[Entries from a visual dataset]
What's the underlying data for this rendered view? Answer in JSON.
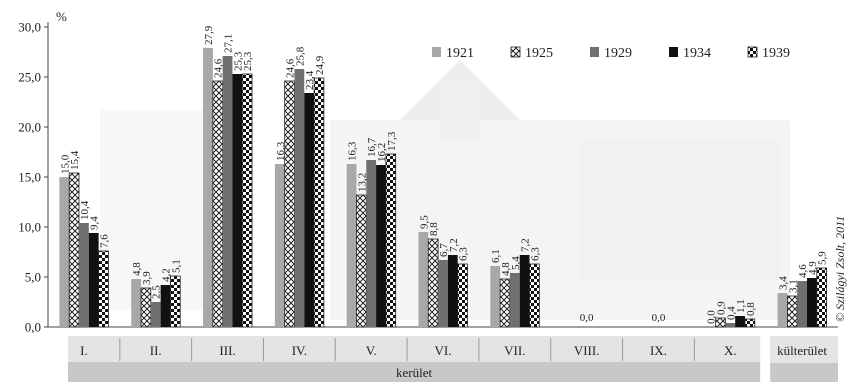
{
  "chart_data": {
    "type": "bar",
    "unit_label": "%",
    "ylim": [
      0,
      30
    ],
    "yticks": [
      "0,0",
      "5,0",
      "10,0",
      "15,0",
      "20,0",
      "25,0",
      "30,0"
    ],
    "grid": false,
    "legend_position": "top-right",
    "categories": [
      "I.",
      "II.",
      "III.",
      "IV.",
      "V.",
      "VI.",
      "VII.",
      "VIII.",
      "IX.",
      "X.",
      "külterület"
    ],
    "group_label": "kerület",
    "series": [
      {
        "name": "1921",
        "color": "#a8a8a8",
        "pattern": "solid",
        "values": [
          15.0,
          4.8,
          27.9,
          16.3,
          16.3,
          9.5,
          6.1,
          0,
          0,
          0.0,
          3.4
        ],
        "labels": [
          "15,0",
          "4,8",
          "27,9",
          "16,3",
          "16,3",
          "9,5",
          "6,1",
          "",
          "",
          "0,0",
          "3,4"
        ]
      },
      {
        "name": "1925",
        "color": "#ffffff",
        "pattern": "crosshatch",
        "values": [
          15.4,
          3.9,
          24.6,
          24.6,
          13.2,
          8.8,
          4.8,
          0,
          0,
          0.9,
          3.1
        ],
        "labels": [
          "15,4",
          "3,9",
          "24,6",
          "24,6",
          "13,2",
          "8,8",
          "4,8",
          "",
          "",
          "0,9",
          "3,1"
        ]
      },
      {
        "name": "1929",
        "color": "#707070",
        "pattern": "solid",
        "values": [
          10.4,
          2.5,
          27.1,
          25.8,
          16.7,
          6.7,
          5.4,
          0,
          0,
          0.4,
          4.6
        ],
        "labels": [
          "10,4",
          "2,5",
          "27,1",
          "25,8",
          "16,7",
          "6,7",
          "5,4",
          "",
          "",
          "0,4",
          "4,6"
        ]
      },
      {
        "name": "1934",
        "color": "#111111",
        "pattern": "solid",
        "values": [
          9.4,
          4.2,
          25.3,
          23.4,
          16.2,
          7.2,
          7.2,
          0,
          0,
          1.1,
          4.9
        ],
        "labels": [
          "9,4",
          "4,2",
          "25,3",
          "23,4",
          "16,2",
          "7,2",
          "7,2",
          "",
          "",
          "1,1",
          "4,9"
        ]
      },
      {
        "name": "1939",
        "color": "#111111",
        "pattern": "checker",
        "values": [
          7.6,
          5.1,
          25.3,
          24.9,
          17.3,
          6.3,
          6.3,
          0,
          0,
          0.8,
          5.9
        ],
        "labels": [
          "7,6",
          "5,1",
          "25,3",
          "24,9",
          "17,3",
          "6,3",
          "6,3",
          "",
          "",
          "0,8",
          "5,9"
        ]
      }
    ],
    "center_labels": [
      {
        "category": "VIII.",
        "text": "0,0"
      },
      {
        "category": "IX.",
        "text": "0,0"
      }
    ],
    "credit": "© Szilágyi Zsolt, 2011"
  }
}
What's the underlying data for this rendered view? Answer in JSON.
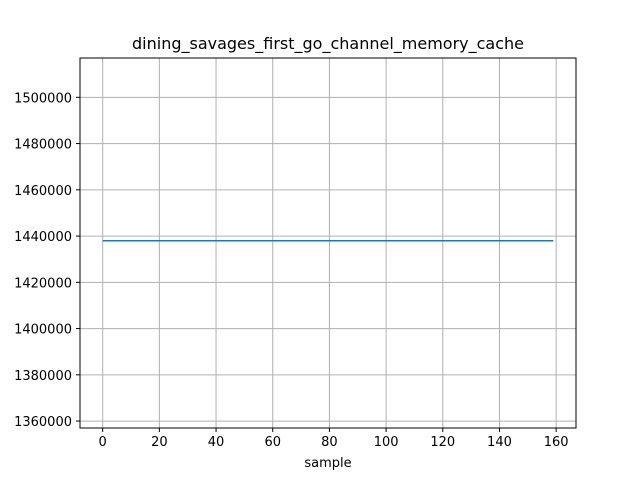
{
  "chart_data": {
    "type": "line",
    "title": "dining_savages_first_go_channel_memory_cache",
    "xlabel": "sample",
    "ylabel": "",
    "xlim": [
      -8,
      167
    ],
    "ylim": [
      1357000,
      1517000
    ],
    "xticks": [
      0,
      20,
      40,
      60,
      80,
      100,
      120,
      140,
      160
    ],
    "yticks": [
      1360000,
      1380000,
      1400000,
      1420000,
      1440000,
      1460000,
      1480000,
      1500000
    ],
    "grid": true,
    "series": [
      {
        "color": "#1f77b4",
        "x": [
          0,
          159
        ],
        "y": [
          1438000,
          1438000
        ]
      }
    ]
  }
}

(DIRECTIONS) Reproduce the entries exactly. Do not carry over any picture.

(TASK ANSWER)
What's the underlying data for this rendered view? Answer in JSON.
{
  "chart_data": {
    "type": "bar",
    "unit_label": "%",
    "ylim": [
      0,
      30
    ],
    "yticks": [
      "0,0",
      "5,0",
      "10,0",
      "15,0",
      "20,0",
      "25,0",
      "30,0"
    ],
    "grid": false,
    "legend_position": "top-right",
    "categories": [
      "I.",
      "II.",
      "III.",
      "IV.",
      "V.",
      "VI.",
      "VII.",
      "VIII.",
      "IX.",
      "X.",
      "külterület"
    ],
    "group_label": "kerület",
    "series": [
      {
        "name": "1921",
        "color": "#a8a8a8",
        "pattern": "solid",
        "values": [
          15.0,
          4.8,
          27.9,
          16.3,
          16.3,
          9.5,
          6.1,
          0,
          0,
          0.0,
          3.4
        ],
        "labels": [
          "15,0",
          "4,8",
          "27,9",
          "16,3",
          "16,3",
          "9,5",
          "6,1",
          "",
          "",
          "0,0",
          "3,4"
        ]
      },
      {
        "name": "1925",
        "color": "#ffffff",
        "pattern": "crosshatch",
        "values": [
          15.4,
          3.9,
          24.6,
          24.6,
          13.2,
          8.8,
          4.8,
          0,
          0,
          0.9,
          3.1
        ],
        "labels": [
          "15,4",
          "3,9",
          "24,6",
          "24,6",
          "13,2",
          "8,8",
          "4,8",
          "",
          "",
          "0,9",
          "3,1"
        ]
      },
      {
        "name": "1929",
        "color": "#707070",
        "pattern": "solid",
        "values": [
          10.4,
          2.5,
          27.1,
          25.8,
          16.7,
          6.7,
          5.4,
          0,
          0,
          0.4,
          4.6
        ],
        "labels": [
          "10,4",
          "2,5",
          "27,1",
          "25,8",
          "16,7",
          "6,7",
          "5,4",
          "",
          "",
          "0,4",
          "4,6"
        ]
      },
      {
        "name": "1934",
        "color": "#111111",
        "pattern": "solid",
        "values": [
          9.4,
          4.2,
          25.3,
          23.4,
          16.2,
          7.2,
          7.2,
          0,
          0,
          1.1,
          4.9
        ],
        "labels": [
          "9,4",
          "4,2",
          "25,3",
          "23,4",
          "16,2",
          "7,2",
          "7,2",
          "",
          "",
          "1,1",
          "4,9"
        ]
      },
      {
        "name": "1939",
        "color": "#111111",
        "pattern": "checker",
        "values": [
          7.6,
          5.1,
          25.3,
          24.9,
          17.3,
          6.3,
          6.3,
          0,
          0,
          0.8,
          5.9
        ],
        "labels": [
          "7,6",
          "5,1",
          "25,3",
          "24,9",
          "17,3",
          "6,3",
          "6,3",
          "",
          "",
          "0,8",
          "5,9"
        ]
      }
    ],
    "center_labels": [
      {
        "category": "VIII.",
        "text": "0,0"
      },
      {
        "category": "IX.",
        "text": "0,0"
      }
    ],
    "credit": "© Szilágyi Zsolt, 2011"
  }
}
What's the underlying data for this rendered view? Answer in JSON.
{
  "chart_data": {
    "type": "line",
    "title": "dining_savages_first_go_channel_memory_cache",
    "xlabel": "sample",
    "ylabel": "",
    "xlim": [
      -8,
      167
    ],
    "ylim": [
      1357000,
      1517000
    ],
    "xticks": [
      0,
      20,
      40,
      60,
      80,
      100,
      120,
      140,
      160
    ],
    "yticks": [
      1360000,
      1380000,
      1400000,
      1420000,
      1440000,
      1460000,
      1480000,
      1500000
    ],
    "grid": true,
    "series": [
      {
        "color": "#1f77b4",
        "x": [
          0,
          159
        ],
        "y": [
          1438000,
          1438000
        ]
      }
    ]
  }
}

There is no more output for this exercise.